(Dataset rows)
- - - -
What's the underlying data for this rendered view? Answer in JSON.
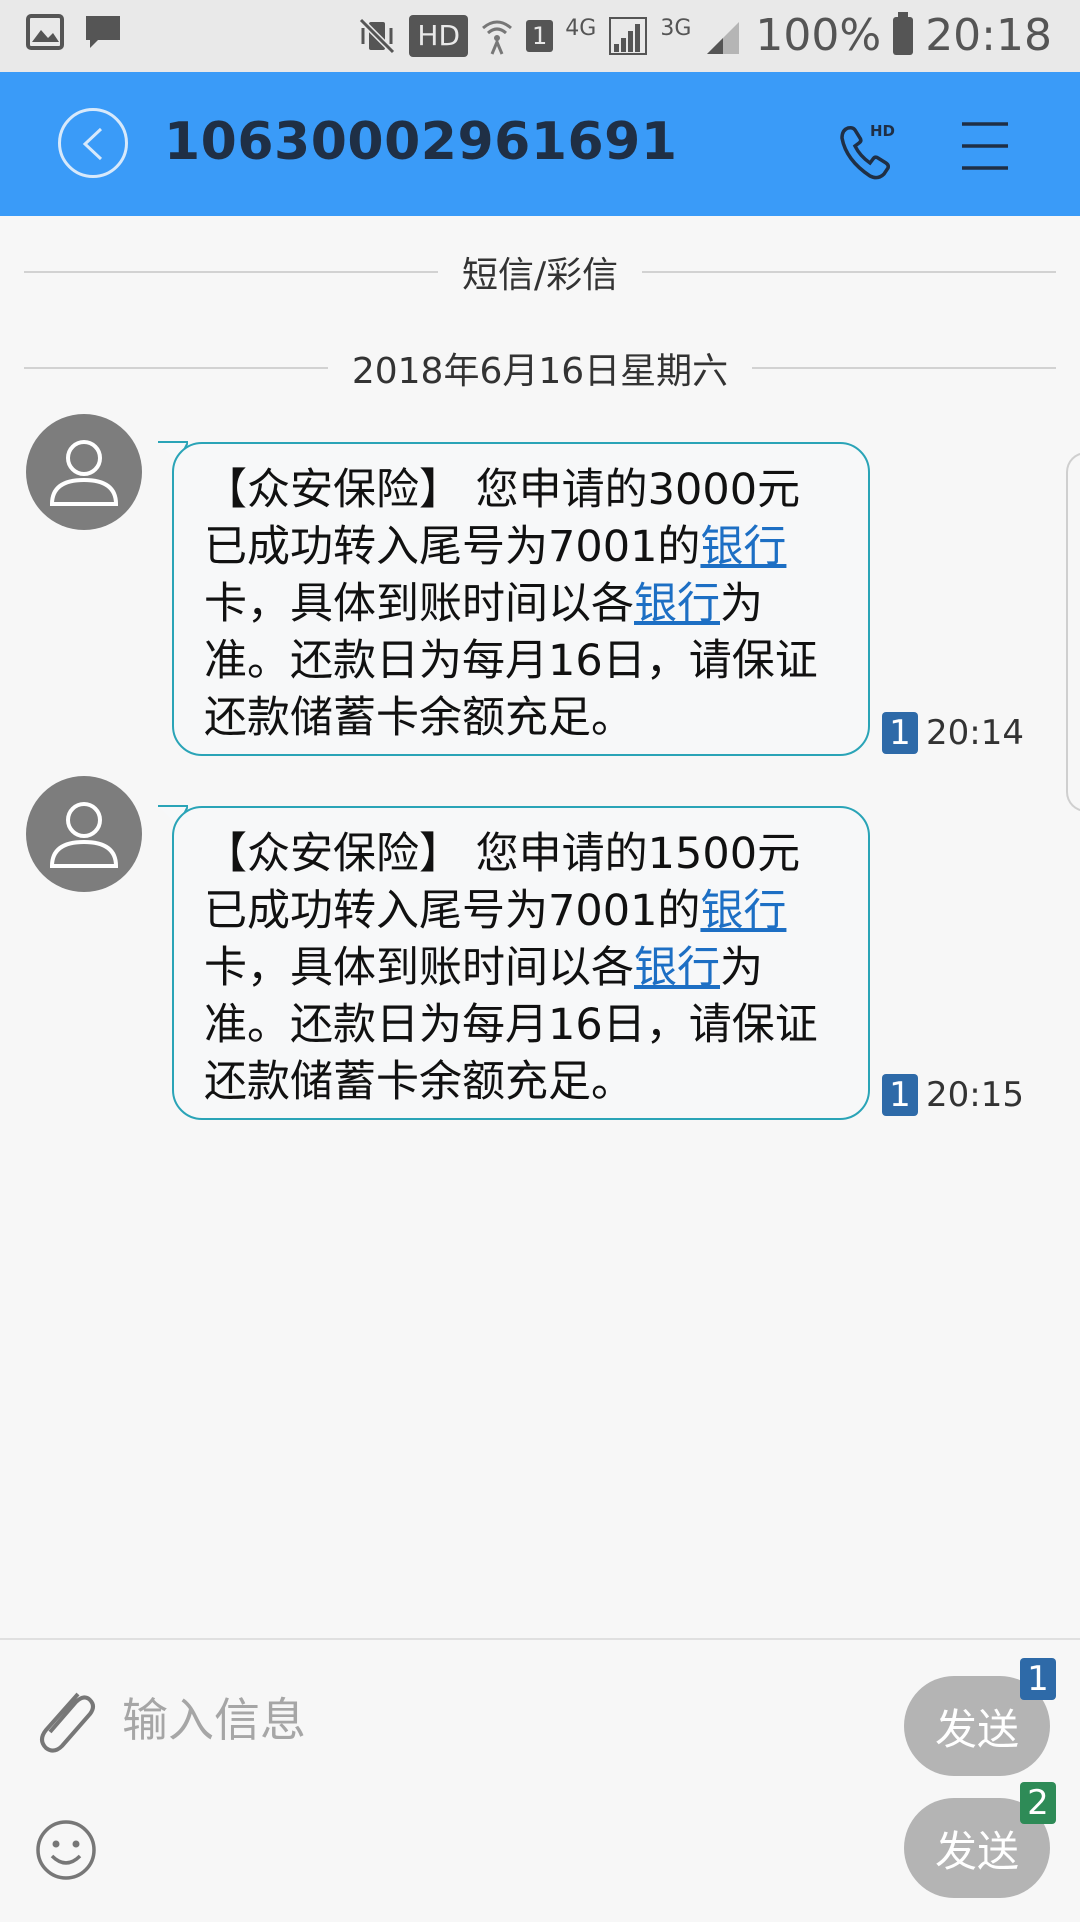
{
  "status_bar": {
    "network_4g": "4G",
    "network_3g": "3G",
    "hd_label": "HD",
    "sim_label": "1",
    "battery": "100%",
    "time": "20:18"
  },
  "header": {
    "title": "10630002961691",
    "call_hd_label": "HD"
  },
  "conversation": {
    "type_label": "短信/彩信",
    "date_label": "2018年6月16日星期六",
    "messages": [
      {
        "parts": [
          "【众安保险】 您申请的3000元已成功转入尾号为7001的",
          "银行",
          "卡，具体到账时间以各",
          "银行",
          "为准。还款日为每月16日，请保证还款储蓄卡余额充足。"
        ],
        "sim": "1",
        "time": "20:14"
      },
      {
        "parts": [
          "【众安保险】 您申请的1500元已成功转入尾号为7001的",
          "银行",
          "卡，具体到账时间以各",
          "银行",
          "为准。还款日为每月16日，请保证还款储蓄卡余额充足。"
        ],
        "sim": "1",
        "time": "20:15"
      }
    ]
  },
  "composer": {
    "placeholder": "输入信息",
    "send1_label": "发送",
    "send1_sim": "1",
    "send2_label": "发送",
    "send2_sim": "2"
  },
  "colors": {
    "appbar": "#3a9bf8",
    "bubble_border": "#2aa4b7",
    "link": "#1d6fc4",
    "sim1_badge": "#2e6aa8",
    "sim2_badge": "#2e8b57"
  }
}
- - - -
[Goal]
From the material above, copy everything exactly but the pictures.

[Final answer]
What's the underlying data for this rendered view? Answer in JSON.
{
  "status_bar": {
    "network_4g": "4G",
    "network_3g": "3G",
    "hd_label": "HD",
    "sim_label": "1",
    "battery": "100%",
    "time": "20:18"
  },
  "header": {
    "title": "10630002961691",
    "call_hd_label": "HD"
  },
  "conversation": {
    "type_label": "短信/彩信",
    "date_label": "2018年6月16日星期六",
    "messages": [
      {
        "parts": [
          "【众安保险】 您申请的3000元已成功转入尾号为7001的",
          "银行",
          "卡，具体到账时间以各",
          "银行",
          "为准。还款日为每月16日，请保证还款储蓄卡余额充足。"
        ],
        "sim": "1",
        "time": "20:14"
      },
      {
        "parts": [
          "【众安保险】 您申请的1500元已成功转入尾号为7001的",
          "银行",
          "卡，具体到账时间以各",
          "银行",
          "为准。还款日为每月16日，请保证还款储蓄卡余额充足。"
        ],
        "sim": "1",
        "time": "20:15"
      }
    ]
  },
  "composer": {
    "placeholder": "输入信息",
    "send1_label": "发送",
    "send1_sim": "1",
    "send2_label": "发送",
    "send2_sim": "2"
  },
  "colors": {
    "appbar": "#3a9bf8",
    "bubble_border": "#2aa4b7",
    "link": "#1d6fc4",
    "sim1_badge": "#2e6aa8",
    "sim2_badge": "#2e8b57"
  }
}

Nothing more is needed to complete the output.